Figure content listings:
======

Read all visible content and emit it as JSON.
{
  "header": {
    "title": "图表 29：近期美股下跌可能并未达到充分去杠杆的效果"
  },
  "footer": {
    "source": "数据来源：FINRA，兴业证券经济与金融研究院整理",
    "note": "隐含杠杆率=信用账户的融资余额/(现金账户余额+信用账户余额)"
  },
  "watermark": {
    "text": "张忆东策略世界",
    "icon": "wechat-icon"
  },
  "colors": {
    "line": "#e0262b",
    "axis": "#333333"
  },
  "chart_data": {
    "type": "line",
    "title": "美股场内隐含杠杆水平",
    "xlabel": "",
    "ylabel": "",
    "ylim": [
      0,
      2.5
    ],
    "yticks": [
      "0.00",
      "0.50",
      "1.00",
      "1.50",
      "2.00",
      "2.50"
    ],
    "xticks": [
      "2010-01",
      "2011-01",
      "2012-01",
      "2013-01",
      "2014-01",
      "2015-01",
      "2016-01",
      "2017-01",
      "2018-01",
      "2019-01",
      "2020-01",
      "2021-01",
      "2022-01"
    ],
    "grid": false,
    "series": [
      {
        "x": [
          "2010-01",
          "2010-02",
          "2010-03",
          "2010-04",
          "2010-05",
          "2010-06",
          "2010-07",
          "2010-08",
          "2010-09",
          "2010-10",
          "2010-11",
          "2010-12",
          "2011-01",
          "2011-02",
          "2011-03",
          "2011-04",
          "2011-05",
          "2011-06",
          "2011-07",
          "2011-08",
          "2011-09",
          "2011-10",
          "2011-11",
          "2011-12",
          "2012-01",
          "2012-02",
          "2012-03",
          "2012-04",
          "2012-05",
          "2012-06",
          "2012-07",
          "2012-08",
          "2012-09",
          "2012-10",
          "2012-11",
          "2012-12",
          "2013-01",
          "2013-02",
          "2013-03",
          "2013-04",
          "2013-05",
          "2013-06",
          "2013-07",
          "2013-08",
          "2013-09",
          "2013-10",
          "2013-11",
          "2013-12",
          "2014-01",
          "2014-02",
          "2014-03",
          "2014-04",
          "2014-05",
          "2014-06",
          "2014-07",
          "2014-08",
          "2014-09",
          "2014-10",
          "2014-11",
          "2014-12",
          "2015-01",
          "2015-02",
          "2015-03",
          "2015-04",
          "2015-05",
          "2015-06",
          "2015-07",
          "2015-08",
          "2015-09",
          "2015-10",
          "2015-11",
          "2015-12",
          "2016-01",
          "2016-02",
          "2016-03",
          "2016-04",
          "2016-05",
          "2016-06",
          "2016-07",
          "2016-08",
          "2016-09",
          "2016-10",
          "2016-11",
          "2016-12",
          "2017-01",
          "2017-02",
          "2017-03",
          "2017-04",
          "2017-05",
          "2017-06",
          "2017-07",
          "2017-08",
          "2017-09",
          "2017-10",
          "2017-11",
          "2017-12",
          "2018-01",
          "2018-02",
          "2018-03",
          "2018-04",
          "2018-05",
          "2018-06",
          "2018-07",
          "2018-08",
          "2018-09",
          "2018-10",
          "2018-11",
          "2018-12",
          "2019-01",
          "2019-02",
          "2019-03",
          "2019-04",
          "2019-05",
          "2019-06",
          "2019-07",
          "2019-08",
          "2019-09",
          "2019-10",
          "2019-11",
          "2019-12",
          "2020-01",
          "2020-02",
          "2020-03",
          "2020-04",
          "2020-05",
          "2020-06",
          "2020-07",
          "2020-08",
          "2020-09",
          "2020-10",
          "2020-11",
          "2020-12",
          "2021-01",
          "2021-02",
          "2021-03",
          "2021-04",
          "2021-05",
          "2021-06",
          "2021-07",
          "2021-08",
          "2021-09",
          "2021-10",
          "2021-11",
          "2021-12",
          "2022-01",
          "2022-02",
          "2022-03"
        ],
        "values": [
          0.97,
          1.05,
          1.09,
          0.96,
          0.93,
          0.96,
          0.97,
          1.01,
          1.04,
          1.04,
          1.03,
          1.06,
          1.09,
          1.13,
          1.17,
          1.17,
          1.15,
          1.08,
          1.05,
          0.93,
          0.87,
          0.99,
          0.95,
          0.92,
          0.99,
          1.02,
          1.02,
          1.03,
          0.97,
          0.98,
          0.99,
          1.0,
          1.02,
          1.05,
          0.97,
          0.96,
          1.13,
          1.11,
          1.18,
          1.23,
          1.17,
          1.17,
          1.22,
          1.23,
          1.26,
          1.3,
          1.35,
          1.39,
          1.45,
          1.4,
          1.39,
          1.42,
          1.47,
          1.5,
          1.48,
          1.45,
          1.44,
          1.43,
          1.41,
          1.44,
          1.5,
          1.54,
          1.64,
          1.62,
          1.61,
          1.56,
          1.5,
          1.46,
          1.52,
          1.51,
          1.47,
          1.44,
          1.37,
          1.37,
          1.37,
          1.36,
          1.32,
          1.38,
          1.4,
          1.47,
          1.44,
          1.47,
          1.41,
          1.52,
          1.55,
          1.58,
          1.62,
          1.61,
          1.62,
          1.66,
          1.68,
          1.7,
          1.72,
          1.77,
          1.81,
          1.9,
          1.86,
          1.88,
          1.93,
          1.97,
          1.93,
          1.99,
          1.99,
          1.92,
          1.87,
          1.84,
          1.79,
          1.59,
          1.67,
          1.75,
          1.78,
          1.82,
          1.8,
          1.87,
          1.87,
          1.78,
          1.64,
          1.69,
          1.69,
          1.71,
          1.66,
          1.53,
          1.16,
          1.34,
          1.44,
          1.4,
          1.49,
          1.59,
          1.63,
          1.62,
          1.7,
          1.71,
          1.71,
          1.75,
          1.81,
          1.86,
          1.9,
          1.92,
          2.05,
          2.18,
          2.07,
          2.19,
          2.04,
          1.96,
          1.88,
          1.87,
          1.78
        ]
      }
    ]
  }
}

======

### INSTRUCTIONS TO FOLLOW
Filter the data for the string "title" and copy every line that has it.

### THE COMPLETED TASK
    "title": "图表 29：近期美股下跌可能并未达到充分去杠杆的效果"
    "title": "美股场内隐含杠杆水平",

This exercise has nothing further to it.